Give every line below again, exactly.

--- Given records ---

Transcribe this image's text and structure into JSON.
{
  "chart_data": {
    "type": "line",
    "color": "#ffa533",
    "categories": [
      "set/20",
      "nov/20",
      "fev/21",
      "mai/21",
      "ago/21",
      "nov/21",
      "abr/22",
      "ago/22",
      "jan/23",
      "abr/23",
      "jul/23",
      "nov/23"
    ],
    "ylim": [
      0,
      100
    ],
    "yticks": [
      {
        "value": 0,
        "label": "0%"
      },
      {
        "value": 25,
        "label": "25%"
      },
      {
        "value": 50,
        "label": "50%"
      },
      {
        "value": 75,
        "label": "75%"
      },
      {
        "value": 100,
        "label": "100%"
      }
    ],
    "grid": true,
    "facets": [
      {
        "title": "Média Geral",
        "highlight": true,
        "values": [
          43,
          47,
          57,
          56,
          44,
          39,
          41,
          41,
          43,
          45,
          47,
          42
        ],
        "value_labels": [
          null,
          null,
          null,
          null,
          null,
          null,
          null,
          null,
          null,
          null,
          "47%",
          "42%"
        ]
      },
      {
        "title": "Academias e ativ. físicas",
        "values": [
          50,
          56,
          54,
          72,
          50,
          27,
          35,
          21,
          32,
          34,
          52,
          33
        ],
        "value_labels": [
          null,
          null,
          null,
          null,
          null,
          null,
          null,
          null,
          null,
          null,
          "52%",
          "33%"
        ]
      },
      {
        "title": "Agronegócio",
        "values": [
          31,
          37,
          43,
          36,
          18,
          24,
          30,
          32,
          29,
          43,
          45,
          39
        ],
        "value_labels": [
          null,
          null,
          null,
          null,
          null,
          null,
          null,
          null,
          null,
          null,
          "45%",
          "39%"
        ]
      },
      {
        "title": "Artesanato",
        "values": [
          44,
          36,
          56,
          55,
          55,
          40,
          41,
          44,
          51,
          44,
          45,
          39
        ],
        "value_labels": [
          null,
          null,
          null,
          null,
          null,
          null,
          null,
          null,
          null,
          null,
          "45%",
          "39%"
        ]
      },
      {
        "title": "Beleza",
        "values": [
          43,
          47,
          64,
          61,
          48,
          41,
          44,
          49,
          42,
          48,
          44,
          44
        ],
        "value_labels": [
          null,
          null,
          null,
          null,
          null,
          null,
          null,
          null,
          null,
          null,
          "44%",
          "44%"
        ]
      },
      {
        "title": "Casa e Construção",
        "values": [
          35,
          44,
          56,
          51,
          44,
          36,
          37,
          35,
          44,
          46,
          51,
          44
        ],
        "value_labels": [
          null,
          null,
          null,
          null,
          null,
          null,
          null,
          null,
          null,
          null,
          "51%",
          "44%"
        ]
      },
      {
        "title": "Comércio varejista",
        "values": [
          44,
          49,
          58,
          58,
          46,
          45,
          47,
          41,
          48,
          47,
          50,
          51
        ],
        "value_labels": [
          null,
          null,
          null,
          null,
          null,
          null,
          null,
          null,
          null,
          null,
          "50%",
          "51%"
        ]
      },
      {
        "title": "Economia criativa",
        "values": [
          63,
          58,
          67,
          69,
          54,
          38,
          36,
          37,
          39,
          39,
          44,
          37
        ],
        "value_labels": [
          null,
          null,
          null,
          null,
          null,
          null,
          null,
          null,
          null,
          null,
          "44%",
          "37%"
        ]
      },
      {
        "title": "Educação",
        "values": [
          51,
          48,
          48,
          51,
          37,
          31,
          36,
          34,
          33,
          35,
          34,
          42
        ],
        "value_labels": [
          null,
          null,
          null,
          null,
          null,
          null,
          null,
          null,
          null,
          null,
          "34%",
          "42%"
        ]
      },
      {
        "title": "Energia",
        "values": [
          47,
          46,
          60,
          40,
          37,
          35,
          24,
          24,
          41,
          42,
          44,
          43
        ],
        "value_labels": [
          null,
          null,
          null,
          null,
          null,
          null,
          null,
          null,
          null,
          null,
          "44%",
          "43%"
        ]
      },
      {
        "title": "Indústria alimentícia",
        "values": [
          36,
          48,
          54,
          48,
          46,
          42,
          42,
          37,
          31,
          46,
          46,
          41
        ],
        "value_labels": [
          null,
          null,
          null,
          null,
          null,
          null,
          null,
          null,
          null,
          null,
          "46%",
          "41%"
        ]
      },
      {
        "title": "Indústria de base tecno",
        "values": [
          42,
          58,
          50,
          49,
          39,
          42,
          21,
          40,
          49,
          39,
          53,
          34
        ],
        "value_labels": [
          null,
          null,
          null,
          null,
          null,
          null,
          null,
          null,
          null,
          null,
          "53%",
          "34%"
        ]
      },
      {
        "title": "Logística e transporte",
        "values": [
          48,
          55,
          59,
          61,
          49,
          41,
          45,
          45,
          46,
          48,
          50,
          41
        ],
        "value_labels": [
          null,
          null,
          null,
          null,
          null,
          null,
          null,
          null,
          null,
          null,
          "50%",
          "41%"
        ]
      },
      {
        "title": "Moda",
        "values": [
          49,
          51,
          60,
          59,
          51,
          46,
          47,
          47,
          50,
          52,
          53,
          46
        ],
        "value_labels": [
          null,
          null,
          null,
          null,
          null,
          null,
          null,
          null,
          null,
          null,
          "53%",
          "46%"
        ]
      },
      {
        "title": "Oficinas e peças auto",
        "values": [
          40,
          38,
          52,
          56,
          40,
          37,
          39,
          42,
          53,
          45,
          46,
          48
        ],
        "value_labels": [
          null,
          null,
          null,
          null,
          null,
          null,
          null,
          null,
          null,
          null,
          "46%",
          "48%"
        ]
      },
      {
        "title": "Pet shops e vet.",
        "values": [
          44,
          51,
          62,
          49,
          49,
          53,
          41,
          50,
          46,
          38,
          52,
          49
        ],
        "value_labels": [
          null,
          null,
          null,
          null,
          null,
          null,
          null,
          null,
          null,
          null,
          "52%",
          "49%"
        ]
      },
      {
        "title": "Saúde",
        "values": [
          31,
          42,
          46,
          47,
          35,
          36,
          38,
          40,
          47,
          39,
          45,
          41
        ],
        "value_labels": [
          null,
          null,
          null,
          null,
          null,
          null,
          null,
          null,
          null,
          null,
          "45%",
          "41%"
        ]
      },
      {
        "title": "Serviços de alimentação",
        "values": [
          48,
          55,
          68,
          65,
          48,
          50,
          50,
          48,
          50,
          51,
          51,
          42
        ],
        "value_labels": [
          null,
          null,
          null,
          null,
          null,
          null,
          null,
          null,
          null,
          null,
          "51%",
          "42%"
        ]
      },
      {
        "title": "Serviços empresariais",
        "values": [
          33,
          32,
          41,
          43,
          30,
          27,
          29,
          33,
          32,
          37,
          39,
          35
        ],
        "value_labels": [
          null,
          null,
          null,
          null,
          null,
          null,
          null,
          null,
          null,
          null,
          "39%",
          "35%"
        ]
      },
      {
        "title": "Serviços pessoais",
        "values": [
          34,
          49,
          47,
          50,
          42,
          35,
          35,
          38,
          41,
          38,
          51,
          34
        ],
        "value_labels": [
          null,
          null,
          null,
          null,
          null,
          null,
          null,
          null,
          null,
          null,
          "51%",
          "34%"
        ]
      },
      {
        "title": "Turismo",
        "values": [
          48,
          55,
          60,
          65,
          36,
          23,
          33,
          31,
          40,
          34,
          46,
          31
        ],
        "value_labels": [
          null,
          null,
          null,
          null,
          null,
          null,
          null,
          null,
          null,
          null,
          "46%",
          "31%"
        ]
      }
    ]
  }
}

---

Result for this task ::
Transcribe this image's text and structure into JSON.
{
  "chart_data": {
    "type": "line",
    "color": "#ffa533",
    "categories": [
      "set/20",
      "nov/20",
      "fev/21",
      "mai/21",
      "ago/21",
      "nov/21",
      "abr/22",
      "ago/22",
      "jan/23",
      "abr/23",
      "jul/23",
      "nov/23"
    ],
    "ylim": [
      0,
      100
    ],
    "yticks": [
      {
        "value": 0,
        "label": "0%"
      },
      {
        "value": 25,
        "label": "25%"
      },
      {
        "value": 50,
        "label": "50%"
      },
      {
        "value": 75,
        "label": "75%"
      },
      {
        "value": 100,
        "label": "100%"
      }
    ],
    "grid": true,
    "facets": [
      {
        "title": "Média Geral",
        "highlight": true,
        "values": [
          43,
          47,
          57,
          56,
          44,
          39,
          41,
          41,
          43,
          45,
          47,
          42
        ],
        "value_labels": [
          null,
          null,
          null,
          null,
          null,
          null,
          null,
          null,
          null,
          null,
          "47%",
          "42%"
        ]
      },
      {
        "title": "Academias e ativ. físicas",
        "values": [
          50,
          56,
          54,
          72,
          50,
          27,
          35,
          21,
          32,
          34,
          52,
          33
        ],
        "value_labels": [
          null,
          null,
          null,
          null,
          null,
          null,
          null,
          null,
          null,
          null,
          "52%",
          "33%"
        ]
      },
      {
        "title": "Agronegócio",
        "values": [
          31,
          37,
          43,
          36,
          18,
          24,
          30,
          32,
          29,
          43,
          45,
          39
        ],
        "value_labels": [
          null,
          null,
          null,
          null,
          null,
          null,
          null,
          null,
          null,
          null,
          "45%",
          "39%"
        ]
      },
      {
        "title": "Artesanato",
        "values": [
          44,
          36,
          56,
          55,
          55,
          40,
          41,
          44,
          51,
          44,
          45,
          39
        ],
        "value_labels": [
          null,
          null,
          null,
          null,
          null,
          null,
          null,
          null,
          null,
          null,
          "45%",
          "39%"
        ]
      },
      {
        "title": "Beleza",
        "values": [
          43,
          47,
          64,
          61,
          48,
          41,
          44,
          49,
          42,
          48,
          44,
          44
        ],
        "value_labels": [
          null,
          null,
          null,
          null,
          null,
          null,
          null,
          null,
          null,
          null,
          "44%",
          "44%"
        ]
      },
      {
        "title": "Casa e Construção",
        "values": [
          35,
          44,
          56,
          51,
          44,
          36,
          37,
          35,
          44,
          46,
          51,
          44
        ],
        "value_labels": [
          null,
          null,
          null,
          null,
          null,
          null,
          null,
          null,
          null,
          null,
          "51%",
          "44%"
        ]
      },
      {
        "title": "Comércio varejista",
        "values": [
          44,
          49,
          58,
          58,
          46,
          45,
          47,
          41,
          48,
          47,
          50,
          51
        ],
        "value_labels": [
          null,
          null,
          null,
          null,
          null,
          null,
          null,
          null,
          null,
          null,
          "50%",
          "51%"
        ]
      },
      {
        "title": "Economia criativa",
        "values": [
          63,
          58,
          67,
          69,
          54,
          38,
          36,
          37,
          39,
          39,
          44,
          37
        ],
        "value_labels": [
          null,
          null,
          null,
          null,
          null,
          null,
          null,
          null,
          null,
          null,
          "44%",
          "37%"
        ]
      },
      {
        "title": "Educação",
        "values": [
          51,
          48,
          48,
          51,
          37,
          31,
          36,
          34,
          33,
          35,
          34,
          42
        ],
        "value_labels": [
          null,
          null,
          null,
          null,
          null,
          null,
          null,
          null,
          null,
          null,
          "34%",
          "42%"
        ]
      },
      {
        "title": "Energia",
        "values": [
          47,
          46,
          60,
          40,
          37,
          35,
          24,
          24,
          41,
          42,
          44,
          43
        ],
        "value_labels": [
          null,
          null,
          null,
          null,
          null,
          null,
          null,
          null,
          null,
          null,
          "44%",
          "43%"
        ]
      },
      {
        "title": "Indústria alimentícia",
        "values": [
          36,
          48,
          54,
          48,
          46,
          42,
          42,
          37,
          31,
          46,
          46,
          41
        ],
        "value_labels": [
          null,
          null,
          null,
          null,
          null,
          null,
          null,
          null,
          null,
          null,
          "46%",
          "41%"
        ]
      },
      {
        "title": "Indústria de base tecno",
        "values": [
          42,
          58,
          50,
          49,
          39,
          42,
          21,
          40,
          49,
          39,
          53,
          34
        ],
        "value_labels": [
          null,
          null,
          null,
          null,
          null,
          null,
          null,
          null,
          null,
          null,
          "53%",
          "34%"
        ]
      },
      {
        "title": "Logística e transporte",
        "values": [
          48,
          55,
          59,
          61,
          49,
          41,
          45,
          45,
          46,
          48,
          50,
          41
        ],
        "value_labels": [
          null,
          null,
          null,
          null,
          null,
          null,
          null,
          null,
          null,
          null,
          "50%",
          "41%"
        ]
      },
      {
        "title": "Moda",
        "values": [
          49,
          51,
          60,
          59,
          51,
          46,
          47,
          47,
          50,
          52,
          53,
          46
        ],
        "value_labels": [
          null,
          null,
          null,
          null,
          null,
          null,
          null,
          null,
          null,
          null,
          "53%",
          "46%"
        ]
      },
      {
        "title": "Oficinas e peças auto",
        "values": [
          40,
          38,
          52,
          56,
          40,
          37,
          39,
          42,
          53,
          45,
          46,
          48
        ],
        "value_labels": [
          null,
          null,
          null,
          null,
          null,
          null,
          null,
          null,
          null,
          null,
          "46%",
          "48%"
        ]
      },
      {
        "title": "Pet shops e vet.",
        "values": [
          44,
          51,
          62,
          49,
          49,
          53,
          41,
          50,
          46,
          38,
          52,
          49
        ],
        "value_labels": [
          null,
          null,
          null,
          null,
          null,
          null,
          null,
          null,
          null,
          null,
          "52%",
          "49%"
        ]
      },
      {
        "title": "Saúde",
        "values": [
          31,
          42,
          46,
          47,
          35,
          36,
          38,
          40,
          47,
          39,
          45,
          41
        ],
        "value_labels": [
          null,
          null,
          null,
          null,
          null,
          null,
          null,
          null,
          null,
          null,
          "45%",
          "41%"
        ]
      },
      {
        "title": "Serviços de alimentação",
        "values": [
          48,
          55,
          68,
          65,
          48,
          50,
          50,
          48,
          50,
          51,
          51,
          42
        ],
        "value_labels": [
          null,
          null,
          null,
          null,
          null,
          null,
          null,
          null,
          null,
          null,
          "51%",
          "42%"
        ]
      },
      {
        "title": "Serviços empresariais",
        "values": [
          33,
          32,
          41,
          43,
          30,
          27,
          29,
          33,
          32,
          37,
          39,
          35
        ],
        "value_labels": [
          null,
          null,
          null,
          null,
          null,
          null,
          null,
          null,
          null,
          null,
          "39%",
          "35%"
        ]
      },
      {
        "title": "Serviços pessoais",
        "values": [
          34,
          49,
          47,
          50,
          42,
          35,
          35,
          38,
          41,
          38,
          51,
          34
        ],
        "value_labels": [
          null,
          null,
          null,
          null,
          null,
          null,
          null,
          null,
          null,
          null,
          "51%",
          "34%"
        ]
      },
      {
        "title": "Turismo",
        "values": [
          48,
          55,
          60,
          65,
          36,
          23,
          33,
          31,
          40,
          34,
          46,
          31
        ],
        "value_labels": [
          null,
          null,
          null,
          null,
          null,
          null,
          null,
          null,
          null,
          null,
          "46%",
          "31%"
        ]
      }
    ]
  }
}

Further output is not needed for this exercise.